WRITTEN INSTRUCTION =>
In the items below, switch every "detail-label" to "row-label" and leave everything else unchanged.

RECORD EXTRACTS =>
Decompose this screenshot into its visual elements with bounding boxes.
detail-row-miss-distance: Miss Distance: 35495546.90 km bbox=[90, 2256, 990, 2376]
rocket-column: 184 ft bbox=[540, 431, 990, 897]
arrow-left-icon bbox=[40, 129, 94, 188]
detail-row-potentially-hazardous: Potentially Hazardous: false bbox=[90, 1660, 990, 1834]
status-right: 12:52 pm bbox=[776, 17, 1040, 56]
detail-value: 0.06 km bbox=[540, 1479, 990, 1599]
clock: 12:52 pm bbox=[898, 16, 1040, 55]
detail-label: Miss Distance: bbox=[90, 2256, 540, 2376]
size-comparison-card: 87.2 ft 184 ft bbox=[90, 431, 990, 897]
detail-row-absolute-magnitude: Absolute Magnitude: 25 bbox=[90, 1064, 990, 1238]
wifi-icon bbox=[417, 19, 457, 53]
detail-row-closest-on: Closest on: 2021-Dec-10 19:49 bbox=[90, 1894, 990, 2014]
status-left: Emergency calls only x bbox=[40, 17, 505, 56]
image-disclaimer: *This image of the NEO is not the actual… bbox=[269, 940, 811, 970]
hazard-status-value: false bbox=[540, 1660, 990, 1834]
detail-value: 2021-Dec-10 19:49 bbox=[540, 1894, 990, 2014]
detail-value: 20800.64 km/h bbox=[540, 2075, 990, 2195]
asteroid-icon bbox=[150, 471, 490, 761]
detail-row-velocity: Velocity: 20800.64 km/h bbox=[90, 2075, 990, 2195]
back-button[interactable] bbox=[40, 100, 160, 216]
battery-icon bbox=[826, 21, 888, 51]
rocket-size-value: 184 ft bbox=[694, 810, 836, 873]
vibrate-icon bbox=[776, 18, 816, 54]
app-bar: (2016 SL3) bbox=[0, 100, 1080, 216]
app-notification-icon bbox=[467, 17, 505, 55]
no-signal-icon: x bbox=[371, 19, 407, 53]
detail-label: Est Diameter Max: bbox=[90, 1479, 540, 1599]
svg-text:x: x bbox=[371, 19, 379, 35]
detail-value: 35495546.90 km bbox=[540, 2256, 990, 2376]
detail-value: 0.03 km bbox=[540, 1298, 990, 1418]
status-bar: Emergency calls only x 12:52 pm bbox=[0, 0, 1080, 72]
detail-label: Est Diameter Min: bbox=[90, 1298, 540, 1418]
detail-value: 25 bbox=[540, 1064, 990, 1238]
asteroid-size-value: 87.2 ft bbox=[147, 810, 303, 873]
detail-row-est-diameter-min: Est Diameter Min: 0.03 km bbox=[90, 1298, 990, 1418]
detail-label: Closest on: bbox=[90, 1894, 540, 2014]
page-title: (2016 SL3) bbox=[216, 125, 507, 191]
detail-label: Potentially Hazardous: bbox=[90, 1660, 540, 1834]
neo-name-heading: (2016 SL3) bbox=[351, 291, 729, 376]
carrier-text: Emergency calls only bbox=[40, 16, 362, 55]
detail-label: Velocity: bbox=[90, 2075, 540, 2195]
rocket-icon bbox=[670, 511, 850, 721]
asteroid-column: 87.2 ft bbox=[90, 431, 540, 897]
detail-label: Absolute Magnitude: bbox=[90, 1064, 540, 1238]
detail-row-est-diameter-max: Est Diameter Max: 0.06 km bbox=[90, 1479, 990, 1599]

RESULT =>
Decompose this screenshot into its visual elements with bounding boxes.
detail-row-miss-distance: Miss Distance: 35495546.90 km bbox=[90, 2256, 990, 2376]
rocket-column: 184 ft bbox=[540, 431, 990, 897]
arrow-left-icon bbox=[40, 129, 94, 188]
detail-row-potentially-hazardous: Potentially Hazardous: false bbox=[90, 1660, 990, 1834]
status-right: 12:52 pm bbox=[776, 17, 1040, 56]
detail-value: 0.06 km bbox=[540, 1479, 990, 1599]
clock: 12:52 pm bbox=[898, 16, 1040, 55]
row-label: Miss Distance: bbox=[90, 2256, 540, 2376]
size-comparison-card: 87.2 ft 184 ft bbox=[90, 431, 990, 897]
detail-row-absolute-magnitude: Absolute Magnitude: 25 bbox=[90, 1064, 990, 1238]
wifi-icon bbox=[417, 19, 457, 53]
detail-row-closest-on: Closest on: 2021-Dec-10 19:49 bbox=[90, 1894, 990, 2014]
status-left: Emergency calls only x bbox=[40, 17, 505, 56]
image-disclaimer: *This image of the NEO is not the actual… bbox=[269, 940, 811, 970]
hazard-status-value: false bbox=[540, 1660, 990, 1834]
detail-value: 2021-Dec-10 19:49 bbox=[540, 1894, 990, 2014]
detail-value: 20800.64 km/h bbox=[540, 2075, 990, 2195]
asteroid-icon bbox=[150, 471, 490, 761]
detail-row-velocity: Velocity: 20800.64 km/h bbox=[90, 2075, 990, 2195]
back-button[interactable] bbox=[40, 100, 160, 216]
battery-icon bbox=[826, 21, 888, 51]
rocket-size-value: 184 ft bbox=[694, 810, 836, 873]
vibrate-icon bbox=[776, 18, 816, 54]
app-bar: (2016 SL3) bbox=[0, 100, 1080, 216]
app-notification-icon bbox=[467, 17, 505, 55]
no-signal-icon: x bbox=[371, 19, 407, 53]
row-label: Est Diameter Max: bbox=[90, 1479, 540, 1599]
svg-text:x: x bbox=[371, 19, 379, 35]
detail-value: 35495546.90 km bbox=[540, 2256, 990, 2376]
detail-value: 0.03 km bbox=[540, 1298, 990, 1418]
status-bar: Emergency calls only x 12:52 pm bbox=[0, 0, 1080, 72]
row-label: Est Diameter Min: bbox=[90, 1298, 540, 1418]
detail-value: 25 bbox=[540, 1064, 990, 1238]
asteroid-size-value: 87.2 ft bbox=[147, 810, 303, 873]
detail-row-est-diameter-min: Est Diameter Min: 0.03 km bbox=[90, 1298, 990, 1418]
row-label: Closest on: bbox=[90, 1894, 540, 2014]
page-title: (2016 SL3) bbox=[216, 125, 507, 191]
row-label: Potentially Hazardous: bbox=[90, 1660, 540, 1834]
neo-name-heading: (2016 SL3) bbox=[351, 291, 729, 376]
carrier-text: Emergency calls only bbox=[40, 16, 362, 55]
row-label: Velocity: bbox=[90, 2075, 540, 2195]
rocket-icon bbox=[670, 511, 850, 721]
asteroid-column: 87.2 ft bbox=[90, 431, 540, 897]
row-label: Absolute Magnitude: bbox=[90, 1064, 540, 1238]
detail-row-est-diameter-max: Est Diameter Max: 0.06 km bbox=[90, 1479, 990, 1599]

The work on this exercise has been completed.